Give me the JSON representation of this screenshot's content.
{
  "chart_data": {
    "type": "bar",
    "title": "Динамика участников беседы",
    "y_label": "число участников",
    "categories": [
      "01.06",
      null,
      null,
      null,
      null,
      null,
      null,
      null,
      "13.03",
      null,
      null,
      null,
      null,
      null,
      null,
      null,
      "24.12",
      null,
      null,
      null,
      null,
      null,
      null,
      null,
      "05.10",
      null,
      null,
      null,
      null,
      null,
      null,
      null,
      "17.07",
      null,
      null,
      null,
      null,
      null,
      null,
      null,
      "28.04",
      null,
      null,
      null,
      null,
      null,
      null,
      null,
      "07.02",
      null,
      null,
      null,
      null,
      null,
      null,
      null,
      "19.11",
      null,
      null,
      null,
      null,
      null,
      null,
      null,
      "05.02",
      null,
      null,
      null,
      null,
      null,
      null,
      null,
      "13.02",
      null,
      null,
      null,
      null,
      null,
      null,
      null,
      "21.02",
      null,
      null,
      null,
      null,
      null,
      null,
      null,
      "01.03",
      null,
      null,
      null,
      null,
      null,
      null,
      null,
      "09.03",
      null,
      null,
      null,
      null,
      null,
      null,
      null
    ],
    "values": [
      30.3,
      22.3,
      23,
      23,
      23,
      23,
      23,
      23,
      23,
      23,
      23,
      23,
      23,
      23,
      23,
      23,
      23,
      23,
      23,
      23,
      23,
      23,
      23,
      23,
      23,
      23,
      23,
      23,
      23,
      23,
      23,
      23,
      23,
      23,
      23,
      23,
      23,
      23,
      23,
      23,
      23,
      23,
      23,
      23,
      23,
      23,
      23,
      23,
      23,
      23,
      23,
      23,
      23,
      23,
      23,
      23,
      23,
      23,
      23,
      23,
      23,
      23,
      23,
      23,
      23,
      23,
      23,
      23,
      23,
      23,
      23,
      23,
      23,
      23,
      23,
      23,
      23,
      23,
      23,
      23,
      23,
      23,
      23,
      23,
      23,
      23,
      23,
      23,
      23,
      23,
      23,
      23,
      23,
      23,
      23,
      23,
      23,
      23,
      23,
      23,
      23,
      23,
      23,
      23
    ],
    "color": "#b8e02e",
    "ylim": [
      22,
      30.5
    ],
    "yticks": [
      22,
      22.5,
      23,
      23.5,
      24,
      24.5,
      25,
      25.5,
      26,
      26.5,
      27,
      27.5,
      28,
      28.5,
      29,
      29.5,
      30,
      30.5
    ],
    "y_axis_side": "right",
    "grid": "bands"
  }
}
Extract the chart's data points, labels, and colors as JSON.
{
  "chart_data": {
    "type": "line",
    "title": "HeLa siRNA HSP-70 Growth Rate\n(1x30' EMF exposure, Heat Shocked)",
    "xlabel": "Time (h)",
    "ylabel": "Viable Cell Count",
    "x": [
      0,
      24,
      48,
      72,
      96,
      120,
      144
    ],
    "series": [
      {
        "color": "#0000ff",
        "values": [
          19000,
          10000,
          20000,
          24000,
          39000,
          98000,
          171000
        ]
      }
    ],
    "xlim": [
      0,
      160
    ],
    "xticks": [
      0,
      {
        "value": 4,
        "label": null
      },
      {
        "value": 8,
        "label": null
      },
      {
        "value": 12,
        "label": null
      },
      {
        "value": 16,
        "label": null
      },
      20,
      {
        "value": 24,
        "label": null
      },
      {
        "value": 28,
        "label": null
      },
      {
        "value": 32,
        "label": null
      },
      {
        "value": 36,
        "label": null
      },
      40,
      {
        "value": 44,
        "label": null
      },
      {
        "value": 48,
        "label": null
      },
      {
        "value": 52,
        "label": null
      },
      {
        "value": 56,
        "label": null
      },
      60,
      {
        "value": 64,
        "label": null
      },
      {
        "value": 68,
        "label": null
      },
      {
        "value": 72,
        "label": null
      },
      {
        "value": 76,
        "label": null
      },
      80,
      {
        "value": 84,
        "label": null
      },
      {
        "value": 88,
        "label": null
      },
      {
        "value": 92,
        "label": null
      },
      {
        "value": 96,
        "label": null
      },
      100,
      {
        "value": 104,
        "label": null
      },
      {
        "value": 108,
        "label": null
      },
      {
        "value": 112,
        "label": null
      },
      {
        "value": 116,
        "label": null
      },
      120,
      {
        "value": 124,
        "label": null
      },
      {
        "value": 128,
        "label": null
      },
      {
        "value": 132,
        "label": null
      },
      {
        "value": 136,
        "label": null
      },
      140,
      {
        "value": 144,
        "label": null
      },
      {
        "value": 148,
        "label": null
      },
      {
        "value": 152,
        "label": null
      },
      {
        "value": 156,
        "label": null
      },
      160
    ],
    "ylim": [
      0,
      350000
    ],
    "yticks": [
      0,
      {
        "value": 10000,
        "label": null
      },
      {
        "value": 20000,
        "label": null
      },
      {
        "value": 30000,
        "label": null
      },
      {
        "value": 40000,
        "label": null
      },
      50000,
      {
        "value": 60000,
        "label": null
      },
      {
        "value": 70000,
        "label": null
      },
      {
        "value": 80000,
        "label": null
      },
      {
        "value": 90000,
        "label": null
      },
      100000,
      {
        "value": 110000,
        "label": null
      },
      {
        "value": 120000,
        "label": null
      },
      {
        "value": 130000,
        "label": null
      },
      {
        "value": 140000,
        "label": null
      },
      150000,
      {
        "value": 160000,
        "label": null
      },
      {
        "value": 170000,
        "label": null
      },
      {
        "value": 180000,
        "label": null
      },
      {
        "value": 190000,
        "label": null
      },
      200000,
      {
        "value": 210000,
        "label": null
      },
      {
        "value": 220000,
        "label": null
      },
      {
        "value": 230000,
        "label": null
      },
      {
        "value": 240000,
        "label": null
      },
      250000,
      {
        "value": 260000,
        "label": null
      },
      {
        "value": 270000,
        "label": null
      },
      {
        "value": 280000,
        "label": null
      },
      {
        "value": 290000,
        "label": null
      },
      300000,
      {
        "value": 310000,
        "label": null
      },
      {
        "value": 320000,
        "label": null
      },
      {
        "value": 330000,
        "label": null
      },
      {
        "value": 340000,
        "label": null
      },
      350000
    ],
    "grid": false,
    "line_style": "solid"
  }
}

Exercise: Please reproduce each line exactly as written.

Written reply:
Give me the JSON representation of this screenshot's content.
{
  "chart_data": {
    "type": "bar",
    "title": "Динамика участников беседы",
    "y_label": "число участников",
    "categories": [
      "01.06",
      null,
      null,
      null,
      null,
      null,
      null,
      null,
      "13.03",
      null,
      null,
      null,
      null,
      null,
      null,
      null,
      "24.12",
      null,
      null,
      null,
      null,
      null,
      null,
      null,
      "05.10",
      null,
      null,
      null,
      null,
      null,
      null,
      null,
      "17.07",
      null,
      null,
      null,
      null,
      null,
      null,
      null,
      "28.04",
      null,
      null,
      null,
      null,
      null,
      null,
      null,
      "07.02",
      null,
      null,
      null,
      null,
      null,
      null,
      null,
      "19.11",
      null,
      null,
      null,
      null,
      null,
      null,
      null,
      "05.02",
      null,
      null,
      null,
      null,
      null,
      null,
      null,
      "13.02",
      null,
      null,
      null,
      null,
      null,
      null,
      null,
      "21.02",
      null,
      null,
      null,
      null,
      null,
      null,
      null,
      "01.03",
      null,
      null,
      null,
      null,
      null,
      null,
      null,
      "09.03",
      null,
      null,
      null,
      null,
      null,
      null,
      null
    ],
    "values": [
      30.3,
      22.3,
      23,
      23,
      23,
      23,
      23,
      23,
      23,
      23,
      23,
      23,
      23,
      23,
      23,
      23,
      23,
      23,
      23,
      23,
      23,
      23,
      23,
      23,
      23,
      23,
      23,
      23,
      23,
      23,
      23,
      23,
      23,
      23,
      23,
      23,
      23,
      23,
      23,
      23,
      23,
      23,
      23,
      23,
      23,
      23,
      23,
      23,
      23,
      23,
      23,
      23,
      23,
      23,
      23,
      23,
      23,
      23,
      23,
      23,
      23,
      23,
      23,
      23,
      23,
      23,
      23,
      23,
      23,
      23,
      23,
      23,
      23,
      23,
      23,
      23,
      23,
      23,
      23,
      23,
      23,
      23,
      23,
      23,
      23,
      23,
      23,
      23,
      23,
      23,
      23,
      23,
      23,
      23,
      23,
      23,
      23,
      23,
      23,
      23,
      23,
      23,
      23,
      23
    ],
    "color": "#b8e02e",
    "ylim": [
      22,
      30.5
    ],
    "yticks": [
      22,
      22.5,
      23,
      23.5,
      24,
      24.5,
      25,
      25.5,
      26,
      26.5,
      27,
      27.5,
      28,
      28.5,
      29,
      29.5,
      30,
      30.5
    ],
    "y_axis_side": "right",
    "grid": "bands"
  }
}
Extract the chart's data points, labels, and colors as JSON.
{
  "chart_data": {
    "type": "line",
    "title": "HeLa siRNA HSP-70 Growth Rate\n(1x30' EMF exposure, Heat Shocked)",
    "xlabel": "Time (h)",
    "ylabel": "Viable Cell Count",
    "x": [
      0,
      24,
      48,
      72,
      96,
      120,
      144
    ],
    "series": [
      {
        "color": "#0000ff",
        "values": [
          19000,
          10000,
          20000,
          24000,
          39000,
          98000,
          171000
        ]
      }
    ],
    "xlim": [
      0,
      160
    ],
    "xticks": [
      0,
      {
        "value": 4,
        "label": null
      },
      {
        "value": 8,
        "label": null
      },
      {
        "value": 12,
        "label": null
      },
      {
        "value": 16,
        "label": null
      },
      20,
      {
        "value": 24,
        "label": null
      },
      {
        "value": 28,
        "label": null
      },
      {
        "value": 32,
        "label": null
      },
      {
        "value": 36,
        "label": null
      },
      40,
      {
        "value": 44,
        "label": null
      },
      {
        "value": 48,
        "label": null
      },
      {
        "value": 52,
        "label": null
      },
      {
        "value": 56,
        "label": null
      },
      60,
      {
        "value": 64,
        "label": null
      },
      {
        "value": 68,
        "label": null
      },
      {
        "value": 72,
        "label": null
      },
      {
        "value": 76,
        "label": null
      },
      80,
      {
        "value": 84,
        "label": null
      },
      {
        "value": 88,
        "label": null
      },
      {
        "value": 92,
        "label": null
      },
      {
        "value": 96,
        "label": null
      },
      100,
      {
        "value": 104,
        "label": null
      },
      {
        "value": 108,
        "label": null
      },
      {
        "value": 112,
        "label": null
      },
      {
        "value": 116,
        "label": null
      },
      120,
      {
        "value": 124,
        "label": null
      },
      {
        "value": 128,
        "label": null
      },
      {
        "value": 132,
        "label": null
      },
      {
        "value": 136,
        "label": null
      },
      140,
      {
        "value": 144,
        "label": null
      },
      {
        "value": 148,
        "label": null
      },
      {
        "value": 152,
        "label": null
      },
      {
        "value": 156,
        "label": null
      },
      160
    ],
    "ylim": [
      0,
      350000
    ],
    "yticks": [
      0,
      {
        "value": 10000,
        "label": null
      },
      {
        "value": 20000,
        "label": null
      },
      {
        "value": 30000,
        "label": null
      },
      {
        "value": 40000,
        "label": null
      },
      50000,
      {
        "value": 60000,
        "label": null
      },
      {
        "value": 70000,
        "label": null
      },
      {
        "value": 80000,
        "label": null
      },
      {
        "value": 90000,
        "label": null
      },
      100000,
      {
        "value": 110000,
        "label": null
      },
      {
        "value": 120000,
        "label": null
      },
      {
        "value": 130000,
        "label": null
      },
      {
        "value": 140000,
        "label": null
      },
      150000,
      {
        "value": 160000,
        "label": null
      },
      {
        "value": 170000,
        "label": null
      },
      {
        "value": 180000,
        "label": null
      },
      {
        "value": 190000,
        "label": null
      },
      200000,
      {
        "value": 210000,
        "label": null
      },
      {
        "value": 220000,
        "label": null
      },
      {
        "value": 230000,
        "label": null
      },
      {
        "value": 240000,
        "label": null
      },
      250000,
      {
        "value": 260000,
        "label": null
      },
      {
        "value": 270000,
        "label": null
      },
      {
        "value": 280000,
        "label": null
      },
      {
        "value": 290000,
        "label": null
      },
      300000,
      {
        "value": 310000,
        "label": null
      },
      {
        "value": 320000,
        "label": null
      },
      {
        "value": 330000,
        "label": null
      },
      {
        "value": 340000,
        "label": null
      },
      350000
    ],
    "grid": false,
    "line_style": "solid"
  }
}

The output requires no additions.